GIVEN INFORMATION –
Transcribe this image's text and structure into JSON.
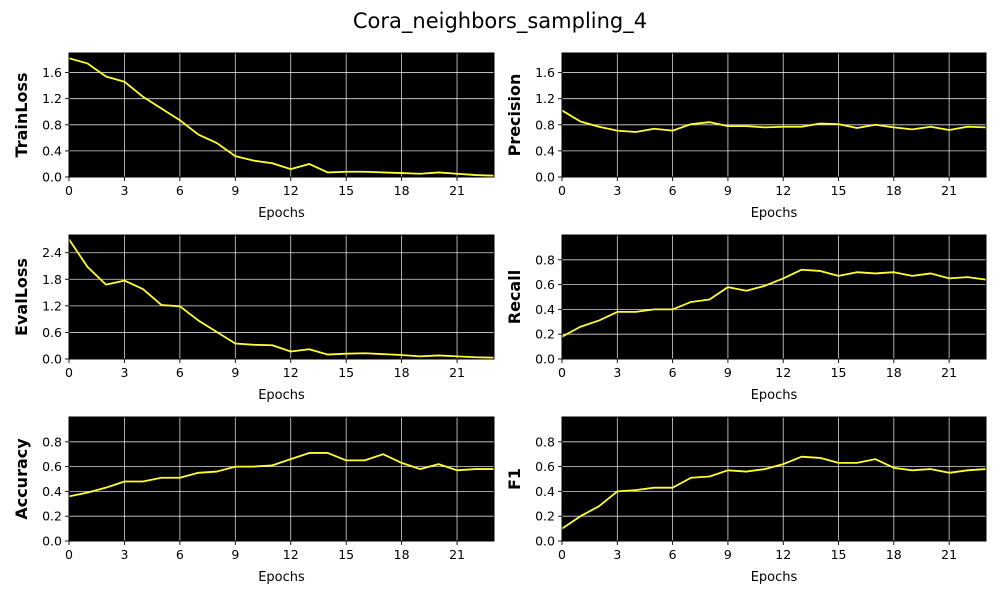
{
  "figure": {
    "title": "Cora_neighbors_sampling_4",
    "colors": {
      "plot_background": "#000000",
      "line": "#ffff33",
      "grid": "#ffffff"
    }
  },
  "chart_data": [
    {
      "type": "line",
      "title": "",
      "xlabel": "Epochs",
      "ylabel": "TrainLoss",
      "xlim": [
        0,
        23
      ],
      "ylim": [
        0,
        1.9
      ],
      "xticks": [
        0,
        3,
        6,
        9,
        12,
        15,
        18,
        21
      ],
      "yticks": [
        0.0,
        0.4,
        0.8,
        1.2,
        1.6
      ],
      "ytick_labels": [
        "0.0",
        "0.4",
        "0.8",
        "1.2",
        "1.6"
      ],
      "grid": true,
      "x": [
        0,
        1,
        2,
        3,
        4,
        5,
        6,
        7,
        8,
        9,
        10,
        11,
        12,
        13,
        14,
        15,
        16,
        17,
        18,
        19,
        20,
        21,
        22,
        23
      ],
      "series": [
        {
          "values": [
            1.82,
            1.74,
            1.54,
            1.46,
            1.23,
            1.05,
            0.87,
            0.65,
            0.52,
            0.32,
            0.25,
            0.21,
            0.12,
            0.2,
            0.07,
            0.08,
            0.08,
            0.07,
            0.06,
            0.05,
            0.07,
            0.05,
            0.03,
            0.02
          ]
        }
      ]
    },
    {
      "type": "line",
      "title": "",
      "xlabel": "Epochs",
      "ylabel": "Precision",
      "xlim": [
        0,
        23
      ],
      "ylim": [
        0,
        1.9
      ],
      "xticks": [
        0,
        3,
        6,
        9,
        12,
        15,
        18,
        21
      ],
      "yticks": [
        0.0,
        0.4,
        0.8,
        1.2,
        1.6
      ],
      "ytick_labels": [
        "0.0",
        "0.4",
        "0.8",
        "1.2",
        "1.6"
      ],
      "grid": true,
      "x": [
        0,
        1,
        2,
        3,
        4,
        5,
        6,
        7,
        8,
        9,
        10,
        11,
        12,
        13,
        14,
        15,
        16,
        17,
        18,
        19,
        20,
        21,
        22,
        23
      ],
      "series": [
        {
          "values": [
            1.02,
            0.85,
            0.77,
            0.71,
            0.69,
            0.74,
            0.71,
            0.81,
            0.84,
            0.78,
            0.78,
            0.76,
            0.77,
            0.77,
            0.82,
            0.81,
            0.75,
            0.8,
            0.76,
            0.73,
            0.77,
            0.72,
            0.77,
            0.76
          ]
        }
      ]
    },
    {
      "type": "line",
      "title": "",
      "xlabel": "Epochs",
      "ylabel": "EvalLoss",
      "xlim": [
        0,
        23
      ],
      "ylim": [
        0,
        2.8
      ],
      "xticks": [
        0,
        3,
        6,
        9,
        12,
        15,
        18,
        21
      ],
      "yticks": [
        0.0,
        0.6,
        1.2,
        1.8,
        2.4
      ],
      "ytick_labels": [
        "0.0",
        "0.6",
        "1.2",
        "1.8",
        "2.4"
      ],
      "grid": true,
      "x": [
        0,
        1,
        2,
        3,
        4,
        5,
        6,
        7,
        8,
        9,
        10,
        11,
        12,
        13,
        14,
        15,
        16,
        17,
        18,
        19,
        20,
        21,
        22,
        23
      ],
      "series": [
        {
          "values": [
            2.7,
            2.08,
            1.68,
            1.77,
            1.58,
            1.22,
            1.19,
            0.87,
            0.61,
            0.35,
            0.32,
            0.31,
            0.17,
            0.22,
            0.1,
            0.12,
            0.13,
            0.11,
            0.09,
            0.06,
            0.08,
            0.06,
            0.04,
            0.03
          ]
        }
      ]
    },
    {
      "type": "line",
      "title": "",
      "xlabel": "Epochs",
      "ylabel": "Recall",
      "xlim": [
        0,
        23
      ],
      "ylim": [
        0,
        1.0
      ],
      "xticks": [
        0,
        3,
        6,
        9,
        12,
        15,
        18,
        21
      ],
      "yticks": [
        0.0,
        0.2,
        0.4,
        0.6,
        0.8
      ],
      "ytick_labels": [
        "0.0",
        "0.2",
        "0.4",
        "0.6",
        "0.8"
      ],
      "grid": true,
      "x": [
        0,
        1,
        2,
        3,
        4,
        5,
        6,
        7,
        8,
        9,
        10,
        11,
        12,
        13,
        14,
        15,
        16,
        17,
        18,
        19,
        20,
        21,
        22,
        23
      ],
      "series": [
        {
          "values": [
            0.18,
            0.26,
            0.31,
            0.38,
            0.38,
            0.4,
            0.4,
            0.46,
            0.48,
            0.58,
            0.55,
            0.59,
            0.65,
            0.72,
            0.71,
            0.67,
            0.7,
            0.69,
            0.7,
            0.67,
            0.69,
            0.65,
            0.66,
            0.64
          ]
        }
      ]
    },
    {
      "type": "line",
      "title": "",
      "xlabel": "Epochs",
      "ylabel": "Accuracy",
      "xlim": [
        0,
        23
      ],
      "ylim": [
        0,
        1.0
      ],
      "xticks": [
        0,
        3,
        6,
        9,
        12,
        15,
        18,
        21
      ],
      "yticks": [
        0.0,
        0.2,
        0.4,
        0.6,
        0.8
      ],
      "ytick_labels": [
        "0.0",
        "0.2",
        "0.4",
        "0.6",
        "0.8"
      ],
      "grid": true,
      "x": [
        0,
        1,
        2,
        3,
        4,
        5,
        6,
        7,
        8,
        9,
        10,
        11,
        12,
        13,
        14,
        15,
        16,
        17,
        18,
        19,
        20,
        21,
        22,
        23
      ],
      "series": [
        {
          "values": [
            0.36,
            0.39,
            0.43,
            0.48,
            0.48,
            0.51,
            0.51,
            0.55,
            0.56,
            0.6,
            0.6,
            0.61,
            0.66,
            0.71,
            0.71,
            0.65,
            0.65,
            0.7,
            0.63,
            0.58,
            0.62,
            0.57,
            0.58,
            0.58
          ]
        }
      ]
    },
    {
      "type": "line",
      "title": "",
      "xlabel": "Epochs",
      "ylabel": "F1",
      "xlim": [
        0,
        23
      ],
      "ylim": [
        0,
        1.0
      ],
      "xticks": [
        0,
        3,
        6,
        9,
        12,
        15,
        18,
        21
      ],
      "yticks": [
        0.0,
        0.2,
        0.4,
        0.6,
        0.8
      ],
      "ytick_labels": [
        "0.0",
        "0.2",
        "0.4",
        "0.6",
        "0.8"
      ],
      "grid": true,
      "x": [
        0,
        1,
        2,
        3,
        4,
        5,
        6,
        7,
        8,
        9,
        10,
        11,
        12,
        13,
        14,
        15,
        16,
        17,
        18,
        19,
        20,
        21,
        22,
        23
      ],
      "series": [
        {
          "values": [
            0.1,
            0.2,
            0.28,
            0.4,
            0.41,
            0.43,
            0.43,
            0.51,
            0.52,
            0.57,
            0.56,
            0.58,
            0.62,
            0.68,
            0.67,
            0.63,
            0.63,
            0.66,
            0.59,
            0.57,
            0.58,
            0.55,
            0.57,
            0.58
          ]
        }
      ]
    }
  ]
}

INSTRUCTION –
Make an exact copy of the records shown above, without the pictures.

OUTPUT OF THE EXERCISE –
Transcribe this image's text and structure into JSON.
{
  "figure": {
    "title": "Cora_neighbors_sampling_4",
    "colors": {
      "plot_background": "#000000",
      "line": "#ffff33",
      "grid": "#ffffff"
    }
  },
  "chart_data": [
    {
      "type": "line",
      "title": "",
      "xlabel": "Epochs",
      "ylabel": "TrainLoss",
      "xlim": [
        0,
        23
      ],
      "ylim": [
        0,
        1.9
      ],
      "xticks": [
        0,
        3,
        6,
        9,
        12,
        15,
        18,
        21
      ],
      "yticks": [
        0.0,
        0.4,
        0.8,
        1.2,
        1.6
      ],
      "ytick_labels": [
        "0.0",
        "0.4",
        "0.8",
        "1.2",
        "1.6"
      ],
      "grid": true,
      "x": [
        0,
        1,
        2,
        3,
        4,
        5,
        6,
        7,
        8,
        9,
        10,
        11,
        12,
        13,
        14,
        15,
        16,
        17,
        18,
        19,
        20,
        21,
        22,
        23
      ],
      "series": [
        {
          "values": [
            1.82,
            1.74,
            1.54,
            1.46,
            1.23,
            1.05,
            0.87,
            0.65,
            0.52,
            0.32,
            0.25,
            0.21,
            0.12,
            0.2,
            0.07,
            0.08,
            0.08,
            0.07,
            0.06,
            0.05,
            0.07,
            0.05,
            0.03,
            0.02
          ]
        }
      ]
    },
    {
      "type": "line",
      "title": "",
      "xlabel": "Epochs",
      "ylabel": "Precision",
      "xlim": [
        0,
        23
      ],
      "ylim": [
        0,
        1.9
      ],
      "xticks": [
        0,
        3,
        6,
        9,
        12,
        15,
        18,
        21
      ],
      "yticks": [
        0.0,
        0.4,
        0.8,
        1.2,
        1.6
      ],
      "ytick_labels": [
        "0.0",
        "0.4",
        "0.8",
        "1.2",
        "1.6"
      ],
      "grid": true,
      "x": [
        0,
        1,
        2,
        3,
        4,
        5,
        6,
        7,
        8,
        9,
        10,
        11,
        12,
        13,
        14,
        15,
        16,
        17,
        18,
        19,
        20,
        21,
        22,
        23
      ],
      "series": [
        {
          "values": [
            1.02,
            0.85,
            0.77,
            0.71,
            0.69,
            0.74,
            0.71,
            0.81,
            0.84,
            0.78,
            0.78,
            0.76,
            0.77,
            0.77,
            0.82,
            0.81,
            0.75,
            0.8,
            0.76,
            0.73,
            0.77,
            0.72,
            0.77,
            0.76
          ]
        }
      ]
    },
    {
      "type": "line",
      "title": "",
      "xlabel": "Epochs",
      "ylabel": "EvalLoss",
      "xlim": [
        0,
        23
      ],
      "ylim": [
        0,
        2.8
      ],
      "xticks": [
        0,
        3,
        6,
        9,
        12,
        15,
        18,
        21
      ],
      "yticks": [
        0.0,
        0.6,
        1.2,
        1.8,
        2.4
      ],
      "ytick_labels": [
        "0.0",
        "0.6",
        "1.2",
        "1.8",
        "2.4"
      ],
      "grid": true,
      "x": [
        0,
        1,
        2,
        3,
        4,
        5,
        6,
        7,
        8,
        9,
        10,
        11,
        12,
        13,
        14,
        15,
        16,
        17,
        18,
        19,
        20,
        21,
        22,
        23
      ],
      "series": [
        {
          "values": [
            2.7,
            2.08,
            1.68,
            1.77,
            1.58,
            1.22,
            1.19,
            0.87,
            0.61,
            0.35,
            0.32,
            0.31,
            0.17,
            0.22,
            0.1,
            0.12,
            0.13,
            0.11,
            0.09,
            0.06,
            0.08,
            0.06,
            0.04,
            0.03
          ]
        }
      ]
    },
    {
      "type": "line",
      "title": "",
      "xlabel": "Epochs",
      "ylabel": "Recall",
      "xlim": [
        0,
        23
      ],
      "ylim": [
        0,
        1.0
      ],
      "xticks": [
        0,
        3,
        6,
        9,
        12,
        15,
        18,
        21
      ],
      "yticks": [
        0.0,
        0.2,
        0.4,
        0.6,
        0.8
      ],
      "ytick_labels": [
        "0.0",
        "0.2",
        "0.4",
        "0.6",
        "0.8"
      ],
      "grid": true,
      "x": [
        0,
        1,
        2,
        3,
        4,
        5,
        6,
        7,
        8,
        9,
        10,
        11,
        12,
        13,
        14,
        15,
        16,
        17,
        18,
        19,
        20,
        21,
        22,
        23
      ],
      "series": [
        {
          "values": [
            0.18,
            0.26,
            0.31,
            0.38,
            0.38,
            0.4,
            0.4,
            0.46,
            0.48,
            0.58,
            0.55,
            0.59,
            0.65,
            0.72,
            0.71,
            0.67,
            0.7,
            0.69,
            0.7,
            0.67,
            0.69,
            0.65,
            0.66,
            0.64
          ]
        }
      ]
    },
    {
      "type": "line",
      "title": "",
      "xlabel": "Epochs",
      "ylabel": "Accuracy",
      "xlim": [
        0,
        23
      ],
      "ylim": [
        0,
        1.0
      ],
      "xticks": [
        0,
        3,
        6,
        9,
        12,
        15,
        18,
        21
      ],
      "yticks": [
        0.0,
        0.2,
        0.4,
        0.6,
        0.8
      ],
      "ytick_labels": [
        "0.0",
        "0.2",
        "0.4",
        "0.6",
        "0.8"
      ],
      "grid": true,
      "x": [
        0,
        1,
        2,
        3,
        4,
        5,
        6,
        7,
        8,
        9,
        10,
        11,
        12,
        13,
        14,
        15,
        16,
        17,
        18,
        19,
        20,
        21,
        22,
        23
      ],
      "series": [
        {
          "values": [
            0.36,
            0.39,
            0.43,
            0.48,
            0.48,
            0.51,
            0.51,
            0.55,
            0.56,
            0.6,
            0.6,
            0.61,
            0.66,
            0.71,
            0.71,
            0.65,
            0.65,
            0.7,
            0.63,
            0.58,
            0.62,
            0.57,
            0.58,
            0.58
          ]
        }
      ]
    },
    {
      "type": "line",
      "title": "",
      "xlabel": "Epochs",
      "ylabel": "F1",
      "xlim": [
        0,
        23
      ],
      "ylim": [
        0,
        1.0
      ],
      "xticks": [
        0,
        3,
        6,
        9,
        12,
        15,
        18,
        21
      ],
      "yticks": [
        0.0,
        0.2,
        0.4,
        0.6,
        0.8
      ],
      "ytick_labels": [
        "0.0",
        "0.2",
        "0.4",
        "0.6",
        "0.8"
      ],
      "grid": true,
      "x": [
        0,
        1,
        2,
        3,
        4,
        5,
        6,
        7,
        8,
        9,
        10,
        11,
        12,
        13,
        14,
        15,
        16,
        17,
        18,
        19,
        20,
        21,
        22,
        23
      ],
      "series": [
        {
          "values": [
            0.1,
            0.2,
            0.28,
            0.4,
            0.41,
            0.43,
            0.43,
            0.51,
            0.52,
            0.57,
            0.56,
            0.58,
            0.62,
            0.68,
            0.67,
            0.63,
            0.63,
            0.66,
            0.59,
            0.57,
            0.58,
            0.55,
            0.57,
            0.58
          ]
        }
      ]
    }
  ]
}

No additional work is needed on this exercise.